= Raw records =

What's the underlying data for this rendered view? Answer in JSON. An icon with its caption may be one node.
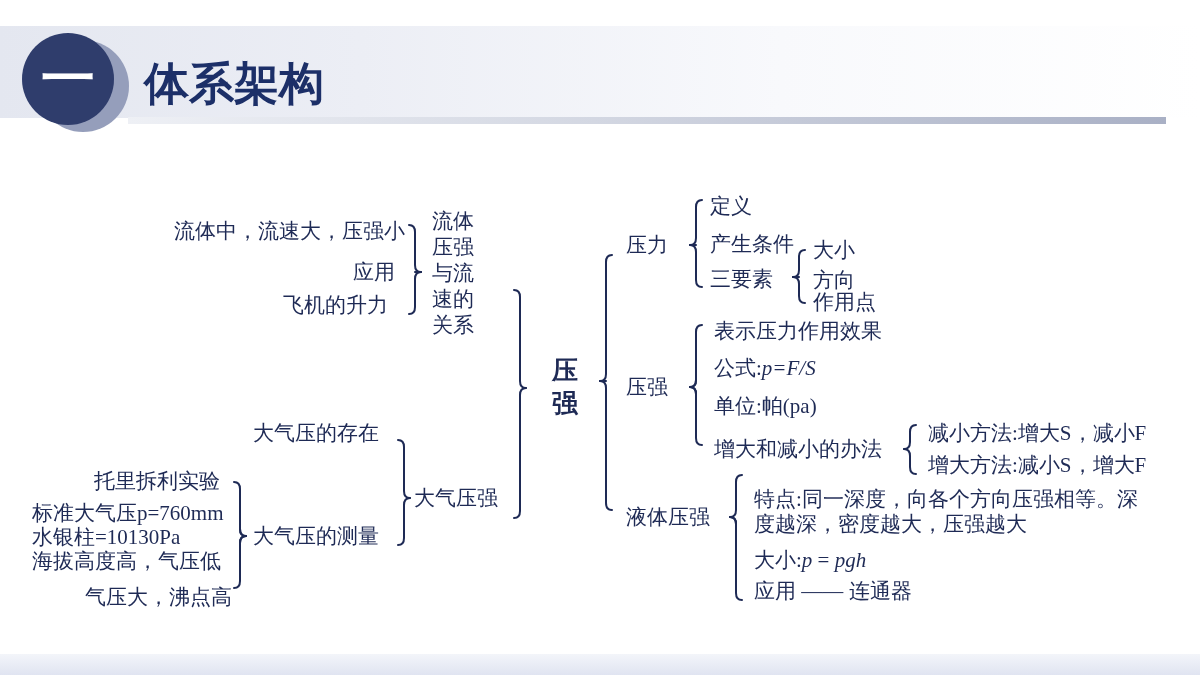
{
  "diagram": {
    "title": "体系架构",
    "nodes": [
      {
        "text": [
          "一"
        ]
      },
      {
        "text": [
          "压强"
        ]
      },
      {
        "text": [
          "流体压强与流速的关系"
        ]
      },
      {
        "text": [
          "流体中，流速大，压强小"
        ]
      },
      {
        "text": [
          "应用"
        ]
      },
      {
        "text": [
          "飞机的升力"
        ]
      },
      {
        "text": [
          "大气压强"
        ]
      },
      {
        "text": [
          "大气压的存在"
        ]
      },
      {
        "text": [
          "大气压的测量"
        ]
      },
      {
        "text": [
          "托里拆利实验"
        ]
      },
      {
        "text": [
          "标准大气压p=760mm水银柱=10130Pa"
        ]
      },
      {
        "text": [
          "海拔高度高，气压低"
        ]
      },
      {
        "text": [
          "气压大，沸点高"
        ]
      },
      {
        "text": [
          "压力"
        ]
      },
      {
        "text": [
          "定义"
        ]
      },
      {
        "text": [
          "产生条件"
        ]
      },
      {
        "text": [
          "三要素"
        ]
      },
      {
        "text": [
          "大小"
        ]
      },
      {
        "text": [
          "方向"
        ]
      },
      {
        "text": [
          "作用点"
        ]
      },
      {
        "text": [
          "压强"
        ]
      },
      {
        "text": [
          "表示压力作用效果"
        ]
      },
      {
        "text": [
          "公式:*p=F/S*"
        ]
      },
      {
        "text": [
          "单位:帕(pa)"
        ]
      },
      {
        "text": [
          "增大和减小的办法"
        ]
      },
      {
        "text": [
          "减小方法:增大S，减小F"
        ]
      },
      {
        "text": [
          "增大方法:减小S，增大F"
        ]
      },
      {
        "text": [
          "液体压强"
        ]
      },
      {
        "text": [
          "特点:同一深度，向各个方向压强相等。深度越深，密度越大，压强越大"
        ]
      },
      {
        "text": [
          "大小:*p* = *pgh*"
        ]
      },
      {
        "text": [
          "应用 —— 连通器"
        ]
      }
    ],
    "edges": [
      {
        "from": 1,
        "to": 2,
        "arrow": "none"
      },
      {
        "from": 1,
        "to": 6,
        "arrow": "none"
      },
      {
        "from": 2,
        "to": 3,
        "arrow": "none"
      },
      {
        "from": 2,
        "to": 4,
        "arrow": "none"
      },
      {
        "from": 2,
        "to": 5,
        "arrow": "none"
      },
      {
        "from": 6,
        "to": 7,
        "arrow": "none"
      },
      {
        "from": 6,
        "to": 8,
        "arrow": "none"
      },
      {
        "from": 8,
        "to": 9,
        "arrow": "none"
      },
      {
        "from": 8,
        "to": 10,
        "arrow": "none"
      },
      {
        "from": 8,
        "to": 11,
        "arrow": "none"
      },
      {
        "from": 8,
        "to": 12,
        "arrow": "none"
      },
      {
        "from": 1,
        "to": 13,
        "arrow": "none"
      },
      {
        "from": 1,
        "to": 20,
        "arrow": "none"
      },
      {
        "from": 1,
        "to": 27,
        "arrow": "none"
      },
      {
        "from": 13,
        "to": 14,
        "arrow": "none"
      },
      {
        "from": 13,
        "to": 15,
        "arrow": "none"
      },
      {
        "from": 13,
        "to": 16,
        "arrow": "none"
      },
      {
        "from": 16,
        "to": 17,
        "arrow": "none"
      },
      {
        "from": 16,
        "to": 18,
        "arrow": "none"
      },
      {
        "from": 16,
        "to": 19,
        "arrow": "none"
      },
      {
        "from": 20,
        "to": 21,
        "arrow": "none"
      },
      {
        "from": 20,
        "to": 22,
        "arrow": "none"
      },
      {
        "from": 20,
        "to": 23,
        "arrow": "none"
      },
      {
        "from": 20,
        "to": 24,
        "arrow": "none"
      },
      {
        "from": 24,
        "to": 25,
        "arrow": "none"
      },
      {
        "from": 24,
        "to": 26,
        "arrow": "none"
      },
      {
        "from": 27,
        "to": 28,
        "arrow": "none"
      },
      {
        "from": 27,
        "to": 29,
        "arrow": "none"
      },
      {
        "from": 27,
        "to": 30,
        "arrow": "none"
      }
    ]
  }
}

= Directive =
Transcribe the records above verbatim. Do not carry over any picture.

= Solution for this task =
What's the underlying data for this rendered view? Answer in JSON. An icon with its caption may be one node.
{
  "diagram": {
    "title": "体系架构",
    "nodes": [
      {
        "text": [
          "一"
        ]
      },
      {
        "text": [
          "压强"
        ]
      },
      {
        "text": [
          "流体压强与流速的关系"
        ]
      },
      {
        "text": [
          "流体中，流速大，压强小"
        ]
      },
      {
        "text": [
          "应用"
        ]
      },
      {
        "text": [
          "飞机的升力"
        ]
      },
      {
        "text": [
          "大气压强"
        ]
      },
      {
        "text": [
          "大气压的存在"
        ]
      },
      {
        "text": [
          "大气压的测量"
        ]
      },
      {
        "text": [
          "托里拆利实验"
        ]
      },
      {
        "text": [
          "标准大气压p=760mm水银柱=10130Pa"
        ]
      },
      {
        "text": [
          "海拔高度高，气压低"
        ]
      },
      {
        "text": [
          "气压大，沸点高"
        ]
      },
      {
        "text": [
          "压力"
        ]
      },
      {
        "text": [
          "定义"
        ]
      },
      {
        "text": [
          "产生条件"
        ]
      },
      {
        "text": [
          "三要素"
        ]
      },
      {
        "text": [
          "大小"
        ]
      },
      {
        "text": [
          "方向"
        ]
      },
      {
        "text": [
          "作用点"
        ]
      },
      {
        "text": [
          "压强"
        ]
      },
      {
        "text": [
          "表示压力作用效果"
        ]
      },
      {
        "text": [
          "公式:*p=F/S*"
        ]
      },
      {
        "text": [
          "单位:帕(pa)"
        ]
      },
      {
        "text": [
          "增大和减小的办法"
        ]
      },
      {
        "text": [
          "减小方法:增大S，减小F"
        ]
      },
      {
        "text": [
          "增大方法:减小S，增大F"
        ]
      },
      {
        "text": [
          "液体压强"
        ]
      },
      {
        "text": [
          "特点:同一深度，向各个方向压强相等。深度越深，密度越大，压强越大"
        ]
      },
      {
        "text": [
          "大小:*p* = *pgh*"
        ]
      },
      {
        "text": [
          "应用 —— 连通器"
        ]
      }
    ],
    "edges": [
      {
        "from": 1,
        "to": 2,
        "arrow": "none"
      },
      {
        "from": 1,
        "to": 6,
        "arrow": "none"
      },
      {
        "from": 2,
        "to": 3,
        "arrow": "none"
      },
      {
        "from": 2,
        "to": 4,
        "arrow": "none"
      },
      {
        "from": 2,
        "to": 5,
        "arrow": "none"
      },
      {
        "from": 6,
        "to": 7,
        "arrow": "none"
      },
      {
        "from": 6,
        "to": 8,
        "arrow": "none"
      },
      {
        "from": 8,
        "to": 9,
        "arrow": "none"
      },
      {
        "from": 8,
        "to": 10,
        "arrow": "none"
      },
      {
        "from": 8,
        "to": 11,
        "arrow": "none"
      },
      {
        "from": 8,
        "to": 12,
        "arrow": "none"
      },
      {
        "from": 1,
        "to": 13,
        "arrow": "none"
      },
      {
        "from": 1,
        "to": 20,
        "arrow": "none"
      },
      {
        "from": 1,
        "to": 27,
        "arrow": "none"
      },
      {
        "from": 13,
        "to": 14,
        "arrow": "none"
      },
      {
        "from": 13,
        "to": 15,
        "arrow": "none"
      },
      {
        "from": 13,
        "to": 16,
        "arrow": "none"
      },
      {
        "from": 16,
        "to": 17,
        "arrow": "none"
      },
      {
        "from": 16,
        "to": 18,
        "arrow": "none"
      },
      {
        "from": 16,
        "to": 19,
        "arrow": "none"
      },
      {
        "from": 20,
        "to": 21,
        "arrow": "none"
      },
      {
        "from": 20,
        "to": 22,
        "arrow": "none"
      },
      {
        "from": 20,
        "to": 23,
        "arrow": "none"
      },
      {
        "from": 20,
        "to": 24,
        "arrow": "none"
      },
      {
        "from": 24,
        "to": 25,
        "arrow": "none"
      },
      {
        "from": 24,
        "to": 26,
        "arrow": "none"
      },
      {
        "from": 27,
        "to": 28,
        "arrow": "none"
      },
      {
        "from": 27,
        "to": 29,
        "arrow": "none"
      },
      {
        "from": 27,
        "to": 30,
        "arrow": "none"
      }
    ]
  }
}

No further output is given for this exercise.